- _Objective_: Pull out all lines from the listing below in which the word "einmalig" appears.

- _Input_:
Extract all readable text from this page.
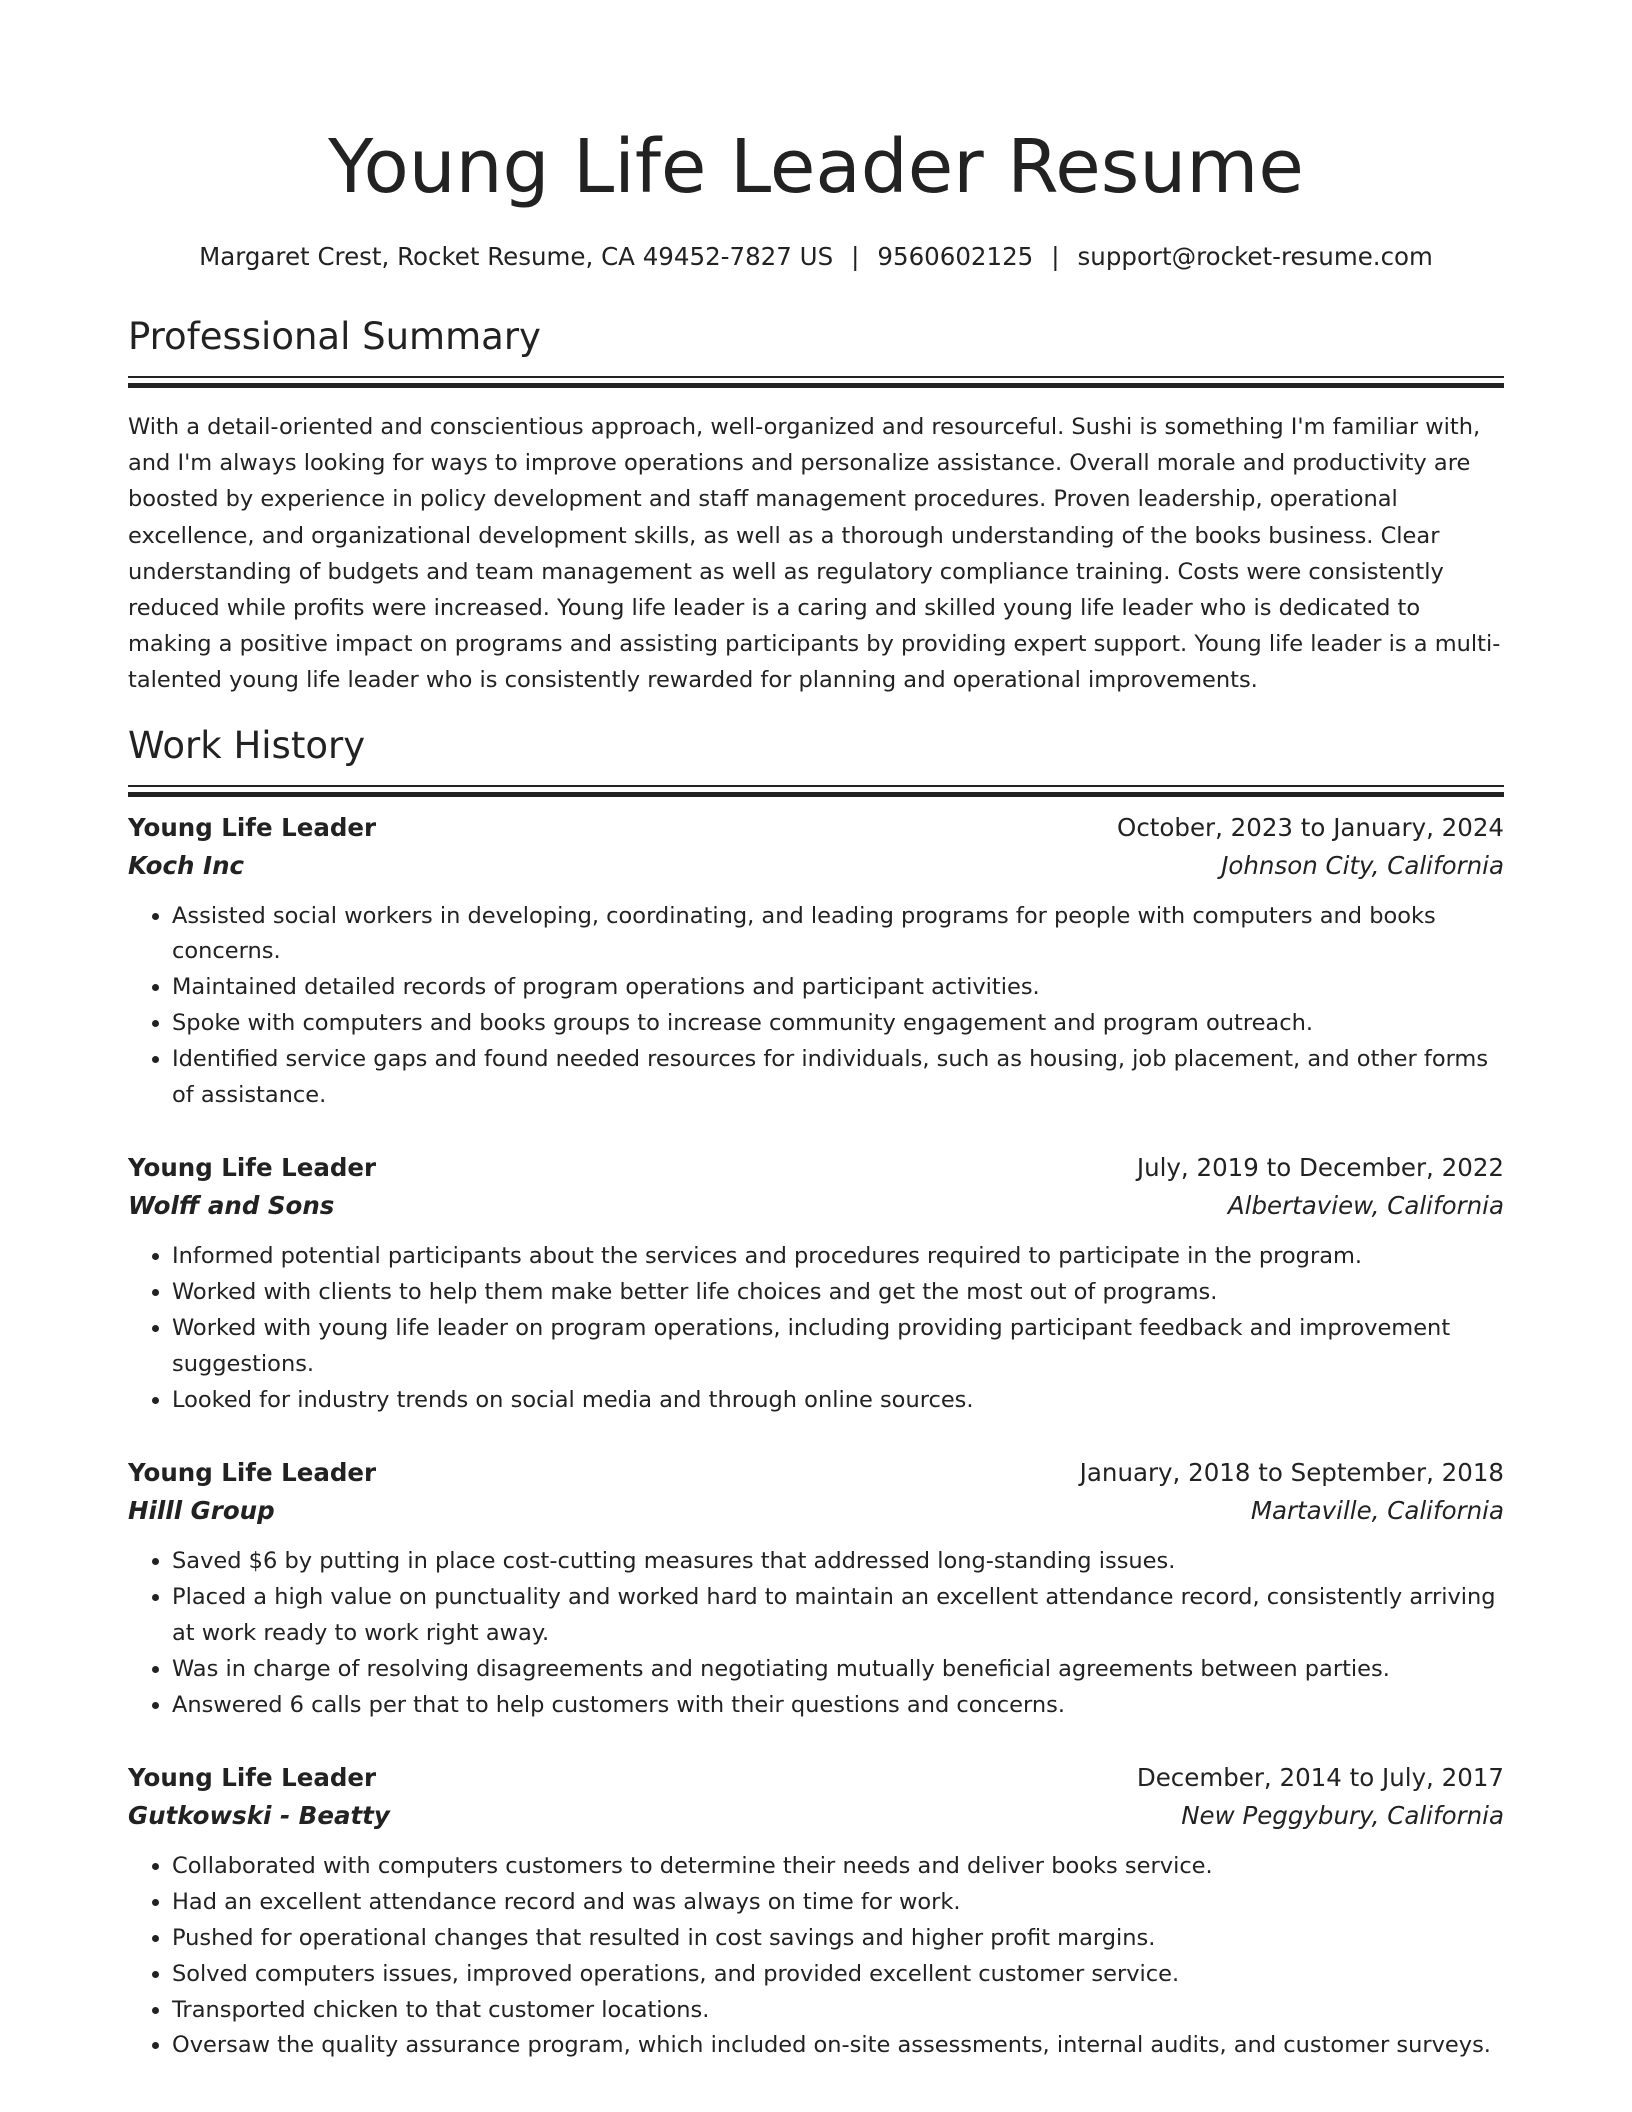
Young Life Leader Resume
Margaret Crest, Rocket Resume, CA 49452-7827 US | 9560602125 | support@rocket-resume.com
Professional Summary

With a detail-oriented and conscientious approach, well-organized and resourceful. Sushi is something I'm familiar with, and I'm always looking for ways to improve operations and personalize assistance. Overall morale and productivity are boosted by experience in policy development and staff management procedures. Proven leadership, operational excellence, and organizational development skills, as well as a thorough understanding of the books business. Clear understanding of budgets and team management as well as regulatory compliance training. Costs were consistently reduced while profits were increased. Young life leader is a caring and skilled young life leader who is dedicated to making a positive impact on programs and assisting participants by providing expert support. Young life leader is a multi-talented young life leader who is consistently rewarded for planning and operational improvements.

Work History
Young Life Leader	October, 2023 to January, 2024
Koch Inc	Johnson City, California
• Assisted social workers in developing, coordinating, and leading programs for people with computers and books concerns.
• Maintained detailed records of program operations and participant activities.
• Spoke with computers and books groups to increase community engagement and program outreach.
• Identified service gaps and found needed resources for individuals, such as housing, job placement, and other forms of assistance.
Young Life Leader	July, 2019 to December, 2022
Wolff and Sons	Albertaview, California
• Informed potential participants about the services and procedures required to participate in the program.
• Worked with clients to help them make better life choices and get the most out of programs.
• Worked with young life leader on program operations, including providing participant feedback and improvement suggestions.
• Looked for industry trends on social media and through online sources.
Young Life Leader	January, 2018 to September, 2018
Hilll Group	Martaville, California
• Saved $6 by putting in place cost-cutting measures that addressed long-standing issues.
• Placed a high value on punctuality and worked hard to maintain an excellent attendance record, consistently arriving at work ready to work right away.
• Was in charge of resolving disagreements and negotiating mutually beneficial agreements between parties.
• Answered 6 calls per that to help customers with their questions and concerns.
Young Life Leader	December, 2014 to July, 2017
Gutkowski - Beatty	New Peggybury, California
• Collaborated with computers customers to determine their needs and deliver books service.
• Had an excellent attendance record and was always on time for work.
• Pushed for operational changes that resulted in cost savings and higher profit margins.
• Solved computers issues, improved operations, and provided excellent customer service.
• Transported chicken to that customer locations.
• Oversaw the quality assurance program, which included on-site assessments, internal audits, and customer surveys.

* * *

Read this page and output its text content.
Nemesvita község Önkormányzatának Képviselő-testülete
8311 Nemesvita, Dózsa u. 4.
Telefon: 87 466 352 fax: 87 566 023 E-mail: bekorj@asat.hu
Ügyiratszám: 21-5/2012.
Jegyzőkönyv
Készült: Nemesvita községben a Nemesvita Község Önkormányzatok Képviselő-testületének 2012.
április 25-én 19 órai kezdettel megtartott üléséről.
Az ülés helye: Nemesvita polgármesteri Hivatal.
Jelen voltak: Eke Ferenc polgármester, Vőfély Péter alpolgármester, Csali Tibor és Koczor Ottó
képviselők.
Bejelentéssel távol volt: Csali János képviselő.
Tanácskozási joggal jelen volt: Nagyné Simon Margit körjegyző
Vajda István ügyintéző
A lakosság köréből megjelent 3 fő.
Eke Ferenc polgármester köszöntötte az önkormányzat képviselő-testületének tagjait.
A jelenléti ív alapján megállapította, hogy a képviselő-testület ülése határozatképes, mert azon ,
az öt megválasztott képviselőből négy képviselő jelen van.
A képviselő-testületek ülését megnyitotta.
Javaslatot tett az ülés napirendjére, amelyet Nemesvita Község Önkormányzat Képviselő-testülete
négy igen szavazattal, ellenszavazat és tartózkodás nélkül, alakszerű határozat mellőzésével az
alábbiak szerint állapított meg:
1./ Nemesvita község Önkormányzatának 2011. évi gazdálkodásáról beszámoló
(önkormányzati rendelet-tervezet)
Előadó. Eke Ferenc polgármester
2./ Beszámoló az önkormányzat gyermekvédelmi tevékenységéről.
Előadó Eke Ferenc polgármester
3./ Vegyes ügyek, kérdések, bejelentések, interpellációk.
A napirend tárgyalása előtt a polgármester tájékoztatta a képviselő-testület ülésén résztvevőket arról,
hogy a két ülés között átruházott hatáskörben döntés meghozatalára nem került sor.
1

==

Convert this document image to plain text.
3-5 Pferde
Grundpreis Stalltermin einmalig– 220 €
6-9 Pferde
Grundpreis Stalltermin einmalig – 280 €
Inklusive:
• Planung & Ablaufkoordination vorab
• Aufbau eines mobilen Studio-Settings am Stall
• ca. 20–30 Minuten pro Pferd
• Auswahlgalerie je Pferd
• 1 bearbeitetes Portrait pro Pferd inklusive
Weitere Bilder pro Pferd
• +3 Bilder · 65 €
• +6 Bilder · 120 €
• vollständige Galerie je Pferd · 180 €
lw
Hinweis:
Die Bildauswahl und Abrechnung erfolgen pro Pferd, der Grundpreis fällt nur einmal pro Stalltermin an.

- _Answer to this task_:
Grundpreis Stalltermin einmalig– 220 €
Grundpreis Stalltermin einmalig – 280 €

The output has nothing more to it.